(SHORT EXERCISE): Every record that follows should be printed verbatim.

----------------

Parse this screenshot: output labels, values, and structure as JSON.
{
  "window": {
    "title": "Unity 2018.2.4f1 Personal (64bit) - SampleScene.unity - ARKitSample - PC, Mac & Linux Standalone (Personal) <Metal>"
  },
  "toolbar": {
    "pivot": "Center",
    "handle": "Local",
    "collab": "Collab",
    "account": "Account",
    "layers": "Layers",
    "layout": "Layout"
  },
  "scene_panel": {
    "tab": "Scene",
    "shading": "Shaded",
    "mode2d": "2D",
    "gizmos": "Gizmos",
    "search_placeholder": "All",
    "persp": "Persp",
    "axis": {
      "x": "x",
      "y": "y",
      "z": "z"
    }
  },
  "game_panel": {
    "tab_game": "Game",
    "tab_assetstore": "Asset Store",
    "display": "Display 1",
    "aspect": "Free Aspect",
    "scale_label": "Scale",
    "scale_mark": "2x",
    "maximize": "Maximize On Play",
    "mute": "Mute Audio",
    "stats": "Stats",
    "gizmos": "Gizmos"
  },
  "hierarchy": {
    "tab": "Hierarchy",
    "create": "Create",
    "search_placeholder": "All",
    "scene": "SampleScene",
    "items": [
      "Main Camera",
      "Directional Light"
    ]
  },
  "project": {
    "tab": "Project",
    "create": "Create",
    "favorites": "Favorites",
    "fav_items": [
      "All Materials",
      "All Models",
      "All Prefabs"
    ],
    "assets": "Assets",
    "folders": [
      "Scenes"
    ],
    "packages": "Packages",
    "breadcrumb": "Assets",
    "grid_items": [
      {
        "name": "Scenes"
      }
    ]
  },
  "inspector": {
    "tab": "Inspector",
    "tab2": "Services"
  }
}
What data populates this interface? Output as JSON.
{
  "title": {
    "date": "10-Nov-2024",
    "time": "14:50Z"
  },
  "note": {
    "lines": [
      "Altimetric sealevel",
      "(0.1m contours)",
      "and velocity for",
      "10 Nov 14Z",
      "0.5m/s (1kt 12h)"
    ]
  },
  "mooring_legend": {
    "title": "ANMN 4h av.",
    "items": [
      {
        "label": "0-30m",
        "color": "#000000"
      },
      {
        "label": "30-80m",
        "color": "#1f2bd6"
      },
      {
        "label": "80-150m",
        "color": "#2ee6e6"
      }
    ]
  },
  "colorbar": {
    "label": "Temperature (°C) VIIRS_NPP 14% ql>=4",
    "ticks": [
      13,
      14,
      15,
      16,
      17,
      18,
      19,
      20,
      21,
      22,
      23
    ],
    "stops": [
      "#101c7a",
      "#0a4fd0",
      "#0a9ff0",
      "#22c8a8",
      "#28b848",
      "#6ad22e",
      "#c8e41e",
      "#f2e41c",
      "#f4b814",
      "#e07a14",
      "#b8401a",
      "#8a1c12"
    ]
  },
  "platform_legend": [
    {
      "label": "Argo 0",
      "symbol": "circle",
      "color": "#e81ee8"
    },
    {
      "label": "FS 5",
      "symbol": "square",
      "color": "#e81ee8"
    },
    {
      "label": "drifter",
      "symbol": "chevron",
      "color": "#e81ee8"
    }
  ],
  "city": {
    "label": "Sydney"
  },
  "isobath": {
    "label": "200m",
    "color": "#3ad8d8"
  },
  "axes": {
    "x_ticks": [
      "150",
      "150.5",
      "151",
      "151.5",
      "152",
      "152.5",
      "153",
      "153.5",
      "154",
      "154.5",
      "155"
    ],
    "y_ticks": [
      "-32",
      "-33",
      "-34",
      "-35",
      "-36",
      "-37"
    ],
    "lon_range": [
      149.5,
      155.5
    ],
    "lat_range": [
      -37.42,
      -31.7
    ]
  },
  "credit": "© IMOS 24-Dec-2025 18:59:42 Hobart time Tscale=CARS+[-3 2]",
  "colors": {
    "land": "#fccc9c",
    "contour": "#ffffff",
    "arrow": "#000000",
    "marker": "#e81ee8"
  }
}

----------------

(COMPLETED EXERCISE):
Parse this screenshot: output labels, values, and structure as JSON.
{
  "window": {
    "title": "Unity 2018.2.4f1 Personal (64bit) - SampleScene.unity - ARKitSample - PC, Mac & Linux Standalone (Personal) <Metal>"
  },
  "toolbar": {
    "pivot": "Center",
    "handle": "Local",
    "collab": "Collab",
    "account": "Account",
    "layers": "Layers",
    "layout": "Layout"
  },
  "scene_panel": {
    "tab": "Scene",
    "shading": "Shaded",
    "mode2d": "2D",
    "gizmos": "Gizmos",
    "search_placeholder": "All",
    "persp": "Persp",
    "axis": {
      "x": "x",
      "y": "y",
      "z": "z"
    }
  },
  "game_panel": {
    "tab_game": "Game",
    "tab_assetstore": "Asset Store",
    "display": "Display 1",
    "aspect": "Free Aspect",
    "scale_label": "Scale",
    "scale_mark": "2x",
    "maximize": "Maximize On Play",
    "mute": "Mute Audio",
    "stats": "Stats",
    "gizmos": "Gizmos"
  },
  "hierarchy": {
    "tab": "Hierarchy",
    "create": "Create",
    "search_placeholder": "All",
    "scene": "SampleScene",
    "items": [
      "Main Camera",
      "Directional Light"
    ]
  },
  "project": {
    "tab": "Project",
    "create": "Create",
    "favorites": "Favorites",
    "fav_items": [
      "All Materials",
      "All Models",
      "All Prefabs"
    ],
    "assets": "Assets",
    "folders": [
      "Scenes"
    ],
    "packages": "Packages",
    "breadcrumb": "Assets",
    "grid_items": [
      {
        "name": "Scenes"
      }
    ]
  },
  "inspector": {
    "tab": "Inspector",
    "tab2": "Services"
  }
}
What data populates this interface? Output as JSON.
{
  "title": {
    "date": "10-Nov-2024",
    "time": "14:50Z"
  },
  "note": {
    "lines": [
      "Altimetric sealevel",
      "(0.1m contours)",
      "and velocity for",
      "10 Nov 14Z",
      "0.5m/s (1kt 12h)"
    ]
  },
  "mooring_legend": {
    "title": "ANMN 4h av.",
    "items": [
      {
        "label": "0-30m",
        "color": "#000000"
      },
      {
        "label": "30-80m",
        "color": "#1f2bd6"
      },
      {
        "label": "80-150m",
        "color": "#2ee6e6"
      }
    ]
  },
  "colorbar": {
    "label": "Temperature (°C) VIIRS_NPP 14% ql>=4",
    "ticks": [
      13,
      14,
      15,
      16,
      17,
      18,
      19,
      20,
      21,
      22,
      23
    ],
    "stops": [
      "#101c7a",
      "#0a4fd0",
      "#0a9ff0",
      "#22c8a8",
      "#28b848",
      "#6ad22e",
      "#c8e41e",
      "#f2e41c",
      "#f4b814",
      "#e07a14",
      "#b8401a",
      "#8a1c12"
    ]
  },
  "platform_legend": [
    {
      "label": "Argo 0",
      "symbol": "circle",
      "color": "#e81ee8"
    },
    {
      "label": "FS 5",
      "symbol": "square",
      "color": "#e81ee8"
    },
    {
      "label": "drifter",
      "symbol": "chevron",
      "color": "#e81ee8"
    }
  ],
  "city": {
    "label": "Sydney"
  },
  "isobath": {
    "label": "200m",
    "color": "#3ad8d8"
  },
  "axes": {
    "x_ticks": [
      "150",
      "150.5",
      "151",
      "151.5",
      "152",
      "152.5",
      "153",
      "153.5",
      "154",
      "154.5",
      "155"
    ],
    "y_ticks": [
      "-32",
      "-33",
      "-34",
      "-35",
      "-36",
      "-37"
    ],
    "lon_range": [
      149.5,
      155.5
    ],
    "lat_range": [
      -37.42,
      -31.7
    ]
  },
  "credit": "© IMOS 24-Dec-2025 18:59:42 Hobart time Tscale=CARS+[-3 2]",
  "colors": {
    "land": "#fccc9c",
    "contour": "#ffffff",
    "arrow": "#000000",
    "marker": "#e81ee8"
  }
}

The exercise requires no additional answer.